__DO THIS__. Reproduce the full listing that appears beneath this instruction exactly.

━━━━━━━━

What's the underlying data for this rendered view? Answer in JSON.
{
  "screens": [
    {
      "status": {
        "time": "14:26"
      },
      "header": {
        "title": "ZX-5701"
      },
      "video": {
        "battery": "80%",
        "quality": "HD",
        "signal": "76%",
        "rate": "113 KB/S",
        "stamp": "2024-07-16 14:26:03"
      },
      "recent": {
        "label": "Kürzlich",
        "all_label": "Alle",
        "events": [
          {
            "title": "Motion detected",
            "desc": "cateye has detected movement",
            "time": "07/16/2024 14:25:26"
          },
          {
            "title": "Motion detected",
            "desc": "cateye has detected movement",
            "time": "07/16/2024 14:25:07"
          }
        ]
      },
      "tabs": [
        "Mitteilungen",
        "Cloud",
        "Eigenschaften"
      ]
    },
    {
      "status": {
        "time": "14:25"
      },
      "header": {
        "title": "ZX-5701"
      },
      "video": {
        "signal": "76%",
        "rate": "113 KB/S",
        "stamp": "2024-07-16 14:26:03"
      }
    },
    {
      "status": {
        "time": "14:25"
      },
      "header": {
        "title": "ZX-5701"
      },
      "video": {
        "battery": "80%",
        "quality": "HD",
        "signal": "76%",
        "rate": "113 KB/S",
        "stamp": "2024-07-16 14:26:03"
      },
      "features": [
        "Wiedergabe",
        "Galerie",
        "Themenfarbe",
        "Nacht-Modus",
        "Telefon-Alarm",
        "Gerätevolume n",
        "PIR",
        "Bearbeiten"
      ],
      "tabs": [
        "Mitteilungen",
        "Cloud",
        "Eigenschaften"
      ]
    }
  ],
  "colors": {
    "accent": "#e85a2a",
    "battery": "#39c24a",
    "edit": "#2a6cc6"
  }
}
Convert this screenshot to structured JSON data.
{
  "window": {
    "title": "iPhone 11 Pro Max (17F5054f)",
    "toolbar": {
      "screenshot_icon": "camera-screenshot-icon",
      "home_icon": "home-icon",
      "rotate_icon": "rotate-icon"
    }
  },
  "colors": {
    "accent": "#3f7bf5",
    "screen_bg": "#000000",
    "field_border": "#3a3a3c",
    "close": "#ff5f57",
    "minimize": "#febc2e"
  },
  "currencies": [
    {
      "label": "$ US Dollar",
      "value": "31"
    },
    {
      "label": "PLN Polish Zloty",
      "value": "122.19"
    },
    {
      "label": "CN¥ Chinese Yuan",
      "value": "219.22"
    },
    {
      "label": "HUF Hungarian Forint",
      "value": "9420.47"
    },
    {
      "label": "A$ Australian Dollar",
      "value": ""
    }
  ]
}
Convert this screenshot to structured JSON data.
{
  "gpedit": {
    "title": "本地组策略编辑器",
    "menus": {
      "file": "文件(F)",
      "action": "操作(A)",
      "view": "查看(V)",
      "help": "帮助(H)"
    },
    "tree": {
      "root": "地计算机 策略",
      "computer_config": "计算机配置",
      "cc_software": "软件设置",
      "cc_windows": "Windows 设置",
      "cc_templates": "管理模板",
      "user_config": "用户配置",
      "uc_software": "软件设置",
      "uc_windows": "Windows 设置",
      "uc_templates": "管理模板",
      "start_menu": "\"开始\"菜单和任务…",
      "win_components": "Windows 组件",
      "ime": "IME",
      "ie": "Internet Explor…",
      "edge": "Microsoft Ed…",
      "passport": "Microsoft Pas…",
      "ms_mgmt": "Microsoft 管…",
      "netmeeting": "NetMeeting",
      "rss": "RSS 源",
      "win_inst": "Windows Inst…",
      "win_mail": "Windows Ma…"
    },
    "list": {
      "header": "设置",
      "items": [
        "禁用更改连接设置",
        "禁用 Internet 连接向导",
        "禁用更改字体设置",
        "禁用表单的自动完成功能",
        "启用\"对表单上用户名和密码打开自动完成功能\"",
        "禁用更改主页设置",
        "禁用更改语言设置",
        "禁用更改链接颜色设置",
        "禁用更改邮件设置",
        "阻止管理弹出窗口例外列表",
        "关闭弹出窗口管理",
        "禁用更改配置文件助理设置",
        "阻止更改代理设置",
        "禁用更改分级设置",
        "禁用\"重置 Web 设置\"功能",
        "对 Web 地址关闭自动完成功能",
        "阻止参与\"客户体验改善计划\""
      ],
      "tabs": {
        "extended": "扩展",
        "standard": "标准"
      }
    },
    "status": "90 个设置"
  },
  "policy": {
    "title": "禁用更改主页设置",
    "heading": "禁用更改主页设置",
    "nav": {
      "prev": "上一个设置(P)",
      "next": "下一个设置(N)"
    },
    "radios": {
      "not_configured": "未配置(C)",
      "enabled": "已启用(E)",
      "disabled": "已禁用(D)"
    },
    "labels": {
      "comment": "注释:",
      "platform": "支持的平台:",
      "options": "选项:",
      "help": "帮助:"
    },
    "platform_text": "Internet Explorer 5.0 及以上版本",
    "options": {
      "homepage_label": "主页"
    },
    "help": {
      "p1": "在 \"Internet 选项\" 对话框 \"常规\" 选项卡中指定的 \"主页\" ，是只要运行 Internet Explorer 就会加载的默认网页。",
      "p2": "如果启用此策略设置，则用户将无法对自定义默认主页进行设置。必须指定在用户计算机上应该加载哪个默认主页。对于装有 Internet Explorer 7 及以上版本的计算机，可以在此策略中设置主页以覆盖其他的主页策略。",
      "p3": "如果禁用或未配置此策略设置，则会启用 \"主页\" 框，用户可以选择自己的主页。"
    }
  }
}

━━━━━━━━

__ANSWER FOR THIS EXERCISE__.
What's the underlying data for this rendered view? Answer in JSON.
{
  "screens": [
    {
      "status": {
        "time": "14:26"
      },
      "header": {
        "title": "ZX-5701"
      },
      "video": {
        "battery": "80%",
        "quality": "HD",
        "signal": "76%",
        "rate": "113 KB/S",
        "stamp": "2024-07-16 14:26:03"
      },
      "recent": {
        "label": "Kürzlich",
        "all_label": "Alle",
        "events": [
          {
            "title": "Motion detected",
            "desc": "cateye has detected movement",
            "time": "07/16/2024 14:25:26"
          },
          {
            "title": "Motion detected",
            "desc": "cateye has detected movement",
            "time": "07/16/2024 14:25:07"
          }
        ]
      },
      "tabs": [
        "Mitteilungen",
        "Cloud",
        "Eigenschaften"
      ]
    },
    {
      "status": {
        "time": "14:25"
      },
      "header": {
        "title": "ZX-5701"
      },
      "video": {
        "signal": "76%",
        "rate": "113 KB/S",
        "stamp": "2024-07-16 14:26:03"
      }
    },
    {
      "status": {
        "time": "14:25"
      },
      "header": {
        "title": "ZX-5701"
      },
      "video": {
        "battery": "80%",
        "quality": "HD",
        "signal": "76%",
        "rate": "113 KB/S",
        "stamp": "2024-07-16 14:26:03"
      },
      "features": [
        "Wiedergabe",
        "Galerie",
        "Themenfarbe",
        "Nacht-Modus",
        "Telefon-Alarm",
        "Gerätevolume n",
        "PIR",
        "Bearbeiten"
      ],
      "tabs": [
        "Mitteilungen",
        "Cloud",
        "Eigenschaften"
      ]
    }
  ],
  "colors": {
    "accent": "#e85a2a",
    "battery": "#39c24a",
    "edit": "#2a6cc6"
  }
}
Convert this screenshot to structured JSON data.
{
  "window": {
    "title": "iPhone 11 Pro Max (17F5054f)",
    "toolbar": {
      "screenshot_icon": "camera-screenshot-icon",
      "home_icon": "home-icon",
      "rotate_icon": "rotate-icon"
    }
  },
  "colors": {
    "accent": "#3f7bf5",
    "screen_bg": "#000000",
    "field_border": "#3a3a3c",
    "close": "#ff5f57",
    "minimize": "#febc2e"
  },
  "currencies": [
    {
      "label": "$ US Dollar",
      "value": "31"
    },
    {
      "label": "PLN Polish Zloty",
      "value": "122.19"
    },
    {
      "label": "CN¥ Chinese Yuan",
      "value": "219.22"
    },
    {
      "label": "HUF Hungarian Forint",
      "value": "9420.47"
    },
    {
      "label": "A$ Australian Dollar",
      "value": ""
    }
  ]
}
Convert this screenshot to structured JSON data.
{
  "gpedit": {
    "title": "本地组策略编辑器",
    "menus": {
      "file": "文件(F)",
      "action": "操作(A)",
      "view": "查看(V)",
      "help": "帮助(H)"
    },
    "tree": {
      "root": "地计算机 策略",
      "computer_config": "计算机配置",
      "cc_software": "软件设置",
      "cc_windows": "Windows 设置",
      "cc_templates": "管理模板",
      "user_config": "用户配置",
      "uc_software": "软件设置",
      "uc_windows": "Windows 设置",
      "uc_templates": "管理模板",
      "start_menu": "\"开始\"菜单和任务…",
      "win_components": "Windows 组件",
      "ime": "IME",
      "ie": "Internet Explor…",
      "edge": "Microsoft Ed…",
      "passport": "Microsoft Pas…",
      "ms_mgmt": "Microsoft 管…",
      "netmeeting": "NetMeeting",
      "rss": "RSS 源",
      "win_inst": "Windows Inst…",
      "win_mail": "Windows Ma…"
    },
    "list": {
      "header": "设置",
      "items": [
        "禁用更改连接设置",
        "禁用 Internet 连接向导",
        "禁用更改字体设置",
        "禁用表单的自动完成功能",
        "启用\"对表单上用户名和密码打开自动完成功能\"",
        "禁用更改主页设置",
        "禁用更改语言设置",
        "禁用更改链接颜色设置",
        "禁用更改邮件设置",
        "阻止管理弹出窗口例外列表",
        "关闭弹出窗口管理",
        "禁用更改配置文件助理设置",
        "阻止更改代理设置",
        "禁用更改分级设置",
        "禁用\"重置 Web 设置\"功能",
        "对 Web 地址关闭自动完成功能",
        "阻止参与\"客户体验改善计划\""
      ],
      "tabs": {
        "extended": "扩展",
        "standard": "标准"
      }
    },
    "status": "90 个设置"
  },
  "policy": {
    "title": "禁用更改主页设置",
    "heading": "禁用更改主页设置",
    "nav": {
      "prev": "上一个设置(P)",
      "next": "下一个设置(N)"
    },
    "radios": {
      "not_configured": "未配置(C)",
      "enabled": "已启用(E)",
      "disabled": "已禁用(D)"
    },
    "labels": {
      "comment": "注释:",
      "platform": "支持的平台:",
      "options": "选项:",
      "help": "帮助:"
    },
    "platform_text": "Internet Explorer 5.0 及以上版本",
    "options": {
      "homepage_label": "主页"
    },
    "help": {
      "p1": "在 \"Internet 选项\" 对话框 \"常规\" 选项卡中指定的 \"主页\" ，是只要运行 Internet Explorer 就会加载的默认网页。",
      "p2": "如果启用此策略设置，则用户将无法对自定义默认主页进行设置。必须指定在用户计算机上应该加载哪个默认主页。对于装有 Internet Explorer 7 及以上版本的计算机，可以在此策略中设置主页以覆盖其他的主页策略。",
      "p3": "如果禁用或未配置此策略设置，则会启用 \"主页\" 框，用户可以选择自己的主页。"
    }
  }
}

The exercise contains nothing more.